**Source data**

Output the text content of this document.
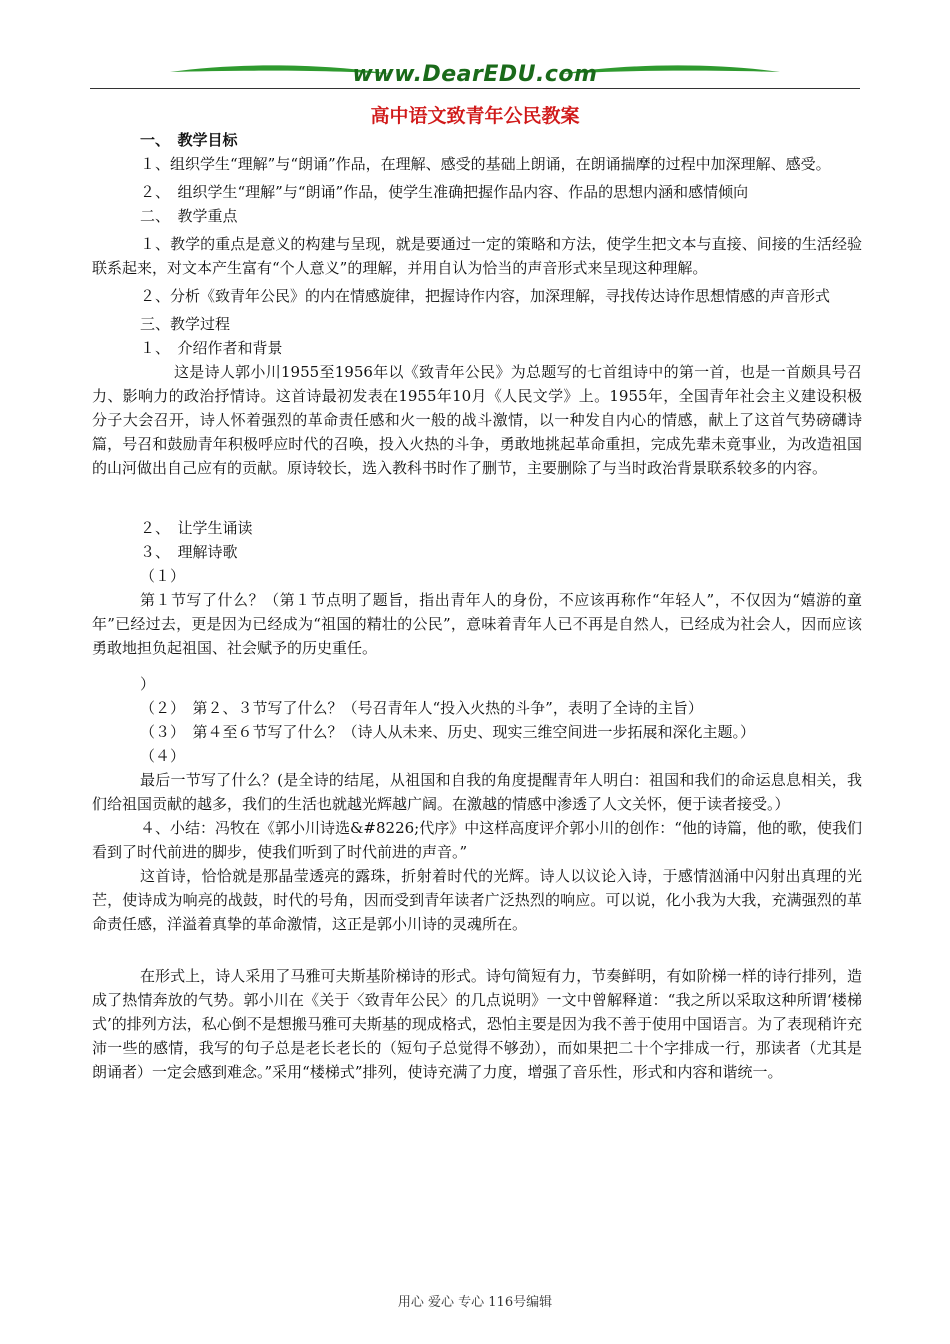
www.DearEDU.com
高中语文致青年公民教案

一、　教学目标

１、组织学生“理解”与“朗诵”作品，在理解、感受的基础上朗诵，在朗诵揣摩的过程中加深理解、感受。

２、　组织学生“理解”与“朗诵”作品，使学生准确把握作品内容、作品的思想内涵和感情倾向

二、　教学重点

１、教学的重点是意义的构建与呈现，就是要通过一定的策略和方法，使学生把文本与直接、间接的生活经验联系起来，对文本产生富有“个人意义”的理解，并用自认为恰当的声音形式来呈现这种理解。

２、分析《致青年公民》的内在情感旋律，把握诗作内容，加深理解，寻找传达诗作思想情感的声音形式

三、教学过程

１、　介绍作者和背景

这是诗人郭小川1955至1956年以《致青年公民》为总题写的七首组诗中的第一首，也是一首颇具号召力、影响力的政治抒情诗。这首诗最初发表在1955年10月《人民文学》上。1955年，全国青年社会主义建设积极分子大会召开，诗人怀着强烈的革命责任感和火一般的战斗激情，以一种发自内心的情感，献上了这首气势磅礴诗篇，号召和鼓励青年积极呼应时代的召唤，投入火热的斗争，勇敢地挑起革命重担，完成先辈未竟事业，为改造祖国的山河做出自己应有的贡献。原诗较长，选入教科书时作了删节，主要删除了与当时政治背景联系较多的内容。

２、　让学生诵读

３、　理解诗歌

（１）

第１节写了什么？（第１节点明了题旨，指出青年人的身份，不应该再称作“年轻人”，不仅因为“嬉游的童年”已经过去，更是因为已经成为“祖国的精壮的公民”，意味着青年人已不再是自然人，已经成为社会人，因而应该勇敢地担负起祖国、社会赋予的历史重任。

）

（２）　第２、３节写了什么？（号召青年人“投入火热的斗争”，表明了全诗的主旨）

（３）　第４至６节写了什么？（诗人从未来、历史、现实三维空间进一步拓展和深化主题。）

（４）

最后一节写了什么？(是全诗的结尾，从祖国和自我的角度提醒青年人明白：祖国和我们的命运息息相关，我们给祖国贡献的越多，我们的生活也就越光辉越广阔。在激越的情感中渗透了人文关怀，便于读者接受。）

４、小结：冯牧在《郭小川诗选&#8226;代序》中这样高度评介郭小川的创作：“他的诗篇，他的歌，使我们看到了时代前进的脚步，使我们听到了时代前进的声音。”

这首诗，恰恰就是那晶莹透亮的露珠，折射着时代的光辉。诗人以议论入诗，于感情汹涌中闪射出真理的光芒，使诗成为响亮的战鼓，时代的号角，因而受到青年读者广泛热烈的响应。可以说，化小我为大我，充满强烈的革命责任感，洋溢着真挚的革命激情，这正是郭小川诗的灵魂所在。

在形式上，诗人采用了马雅可夫斯基阶梯诗的形式。诗句简短有力，节奏鲜明，有如阶梯一样的诗行排列，造成了热情奔放的气势。郭小川在《关于〈致青年公民〉的几点说明》一文中曾解释道：“我之所以采取这种所谓‘楼梯式’的排列方法，私心倒不是想搬马雅可夫斯基的现成格式，恐怕主要是因为我不善于使用中国语言。为了表现稍许充沛一些的感情，我写的句子总是老长老长的（短句子总觉得不够劲），而如果把二十个字排成一行，那读者（尤其是朗诵者）一定会感到难念。”采用“楼梯式”排列，使诗充满了力度，增强了音乐性，形式和内容和谐统一。

用心 爱心 专心 116号编辑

**Written request**
Reproduce the full listing above verbatim, with no pictures included.

**Problem solution**
Output the text content of this document.
www.DearEDU.com
高中语文致青年公民教案

一、　教学目标

１、组织学生“理解”与“朗诵”作品，在理解、感受的基础上朗诵，在朗诵揣摩的过程中加深理解、感受。

２、　组织学生“理解”与“朗诵”作品，使学生准确把握作品内容、作品的思想内涵和感情倾向

二、　教学重点

１、教学的重点是意义的构建与呈现，就是要通过一定的策略和方法，使学生把文本与直接、间接的生活经验联系起来，对文本产生富有“个人意义”的理解，并用自认为恰当的声音形式来呈现这种理解。

２、分析《致青年公民》的内在情感旋律，把握诗作内容，加深理解，寻找传达诗作思想情感的声音形式

三、教学过程

１、　介绍作者和背景

这是诗人郭小川1955至1956年以《致青年公民》为总题写的七首组诗中的第一首，也是一首颇具号召力、影响力的政治抒情诗。这首诗最初发表在1955年10月《人民文学》上。1955年，全国青年社会主义建设积极分子大会召开，诗人怀着强烈的革命责任感和火一般的战斗激情，以一种发自内心的情感，献上了这首气势磅礴诗篇，号召和鼓励青年积极呼应时代的召唤，投入火热的斗争，勇敢地挑起革命重担，完成先辈未竟事业，为改造祖国的山河做出自己应有的贡献。原诗较长，选入教科书时作了删节，主要删除了与当时政治背景联系较多的内容。

２、　让学生诵读

３、　理解诗歌

（１）

第１节写了什么？（第１节点明了题旨，指出青年人的身份，不应该再称作“年轻人”，不仅因为“嬉游的童年”已经过去，更是因为已经成为“祖国的精壮的公民”，意味着青年人已不再是自然人，已经成为社会人，因而应该勇敢地担负起祖国、社会赋予的历史重任。

）

（２）　第２、３节写了什么？（号召青年人“投入火热的斗争”，表明了全诗的主旨）

（３）　第４至６节写了什么？（诗人从未来、历史、现实三维空间进一步拓展和深化主题。）

（４）

最后一节写了什么？(是全诗的结尾，从祖国和自我的角度提醒青年人明白：祖国和我们的命运息息相关，我们给祖国贡献的越多，我们的生活也就越光辉越广阔。在激越的情感中渗透了人文关怀，便于读者接受。）

４、小结：冯牧在《郭小川诗选&#8226;代序》中这样高度评介郭小川的创作：“他的诗篇，他的歌，使我们看到了时代前进的脚步，使我们听到了时代前进的声音。”

这首诗，恰恰就是那晶莹透亮的露珠，折射着时代的光辉。诗人以议论入诗，于感情汹涌中闪射出真理的光芒，使诗成为响亮的战鼓，时代的号角，因而受到青年读者广泛热烈的响应。可以说，化小我为大我，充满强烈的革命责任感，洋溢着真挚的革命激情，这正是郭小川诗的灵魂所在。

在形式上，诗人采用了马雅可夫斯基阶梯诗的形式。诗句简短有力，节奏鲜明，有如阶梯一样的诗行排列，造成了热情奔放的气势。郭小川在《关于〈致青年公民〉的几点说明》一文中曾解释道：“我之所以采取这种所谓‘楼梯式’的排列方法，私心倒不是想搬马雅可夫斯基的现成格式，恐怕主要是因为我不善于使用中国语言。为了表现稍许充沛一些的感情，我写的句子总是老长老长的（短句子总觉得不够劲），而如果把二十个字排成一行，那读者（尤其是朗诵者）一定会感到难念。”采用“楼梯式”排列，使诗充满了力度，增强了音乐性，形式和内容和谐统一。

用心 爱心 专心 116号编辑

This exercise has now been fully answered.